Copy out every record below, word for word.

* START Given entries *

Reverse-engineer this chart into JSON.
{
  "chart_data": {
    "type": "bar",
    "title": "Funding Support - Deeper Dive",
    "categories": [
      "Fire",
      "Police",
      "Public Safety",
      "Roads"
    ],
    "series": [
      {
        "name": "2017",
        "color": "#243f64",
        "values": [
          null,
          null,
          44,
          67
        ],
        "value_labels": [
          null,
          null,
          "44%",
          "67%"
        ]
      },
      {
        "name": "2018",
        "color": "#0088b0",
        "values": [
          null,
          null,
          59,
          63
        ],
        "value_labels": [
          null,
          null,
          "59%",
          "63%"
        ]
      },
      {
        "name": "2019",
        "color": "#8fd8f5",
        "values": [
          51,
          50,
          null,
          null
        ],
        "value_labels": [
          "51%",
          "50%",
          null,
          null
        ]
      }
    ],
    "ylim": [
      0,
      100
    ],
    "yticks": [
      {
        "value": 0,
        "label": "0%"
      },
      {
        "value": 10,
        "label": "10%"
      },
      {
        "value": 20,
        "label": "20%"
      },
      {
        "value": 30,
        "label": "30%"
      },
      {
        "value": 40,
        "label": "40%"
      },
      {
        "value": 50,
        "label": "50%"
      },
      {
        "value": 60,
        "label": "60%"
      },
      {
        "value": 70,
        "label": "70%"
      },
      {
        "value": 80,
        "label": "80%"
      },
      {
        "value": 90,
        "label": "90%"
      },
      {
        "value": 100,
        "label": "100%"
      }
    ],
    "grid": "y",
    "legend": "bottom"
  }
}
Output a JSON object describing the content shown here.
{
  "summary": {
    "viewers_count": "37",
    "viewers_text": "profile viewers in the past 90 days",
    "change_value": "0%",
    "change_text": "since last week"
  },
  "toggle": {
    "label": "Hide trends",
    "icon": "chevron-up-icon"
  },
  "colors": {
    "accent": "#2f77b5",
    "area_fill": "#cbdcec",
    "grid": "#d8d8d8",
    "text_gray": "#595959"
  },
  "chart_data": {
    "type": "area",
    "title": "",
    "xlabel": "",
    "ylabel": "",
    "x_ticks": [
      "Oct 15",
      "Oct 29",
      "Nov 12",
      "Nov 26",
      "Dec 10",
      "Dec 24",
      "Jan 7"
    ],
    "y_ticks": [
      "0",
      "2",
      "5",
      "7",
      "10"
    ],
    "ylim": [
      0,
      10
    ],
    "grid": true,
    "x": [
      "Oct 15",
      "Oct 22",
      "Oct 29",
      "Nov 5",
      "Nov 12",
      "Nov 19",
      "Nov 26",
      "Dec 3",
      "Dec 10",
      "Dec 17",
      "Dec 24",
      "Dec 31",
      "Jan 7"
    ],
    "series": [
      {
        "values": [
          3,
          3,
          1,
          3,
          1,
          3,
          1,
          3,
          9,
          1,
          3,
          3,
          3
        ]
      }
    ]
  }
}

* END Given entries *

## Exercise answer
Reverse-engineer this chart into JSON.
{
  "chart_data": {
    "type": "bar",
    "title": "Funding Support - Deeper Dive",
    "categories": [
      "Fire",
      "Police",
      "Public Safety",
      "Roads"
    ],
    "series": [
      {
        "name": "2017",
        "color": "#243f64",
        "values": [
          null,
          null,
          44,
          67
        ],
        "value_labels": [
          null,
          null,
          "44%",
          "67%"
        ]
      },
      {
        "name": "2018",
        "color": "#0088b0",
        "values": [
          null,
          null,
          59,
          63
        ],
        "value_labels": [
          null,
          null,
          "59%",
          "63%"
        ]
      },
      {
        "name": "2019",
        "color": "#8fd8f5",
        "values": [
          51,
          50,
          null,
          null
        ],
        "value_labels": [
          "51%",
          "50%",
          null,
          null
        ]
      }
    ],
    "ylim": [
      0,
      100
    ],
    "yticks": [
      {
        "value": 0,
        "label": "0%"
      },
      {
        "value": 10,
        "label": "10%"
      },
      {
        "value": 20,
        "label": "20%"
      },
      {
        "value": 30,
        "label": "30%"
      },
      {
        "value": 40,
        "label": "40%"
      },
      {
        "value": 50,
        "label": "50%"
      },
      {
        "value": 60,
        "label": "60%"
      },
      {
        "value": 70,
        "label": "70%"
      },
      {
        "value": 80,
        "label": "80%"
      },
      {
        "value": 90,
        "label": "90%"
      },
      {
        "value": 100,
        "label": "100%"
      }
    ],
    "grid": "y",
    "legend": "bottom"
  }
}
Output a JSON object describing the content shown here.
{
  "summary": {
    "viewers_count": "37",
    "viewers_text": "profile viewers in the past 90 days",
    "change_value": "0%",
    "change_text": "since last week"
  },
  "toggle": {
    "label": "Hide trends",
    "icon": "chevron-up-icon"
  },
  "colors": {
    "accent": "#2f77b5",
    "area_fill": "#cbdcec",
    "grid": "#d8d8d8",
    "text_gray": "#595959"
  },
  "chart_data": {
    "type": "area",
    "title": "",
    "xlabel": "",
    "ylabel": "",
    "x_ticks": [
      "Oct 15",
      "Oct 29",
      "Nov 12",
      "Nov 26",
      "Dec 10",
      "Dec 24",
      "Jan 7"
    ],
    "y_ticks": [
      "0",
      "2",
      "5",
      "7",
      "10"
    ],
    "ylim": [
      0,
      10
    ],
    "grid": true,
    "x": [
      "Oct 15",
      "Oct 22",
      "Oct 29",
      "Nov 5",
      "Nov 12",
      "Nov 19",
      "Nov 26",
      "Dec 3",
      "Dec 10",
      "Dec 17",
      "Dec 24",
      "Dec 31",
      "Jan 7"
    ],
    "series": [
      {
        "values": [
          3,
          3,
          1,
          3,
          1,
          3,
          1,
          3,
          9,
          1,
          3,
          3,
          3
        ]
      }
    ]
  }
}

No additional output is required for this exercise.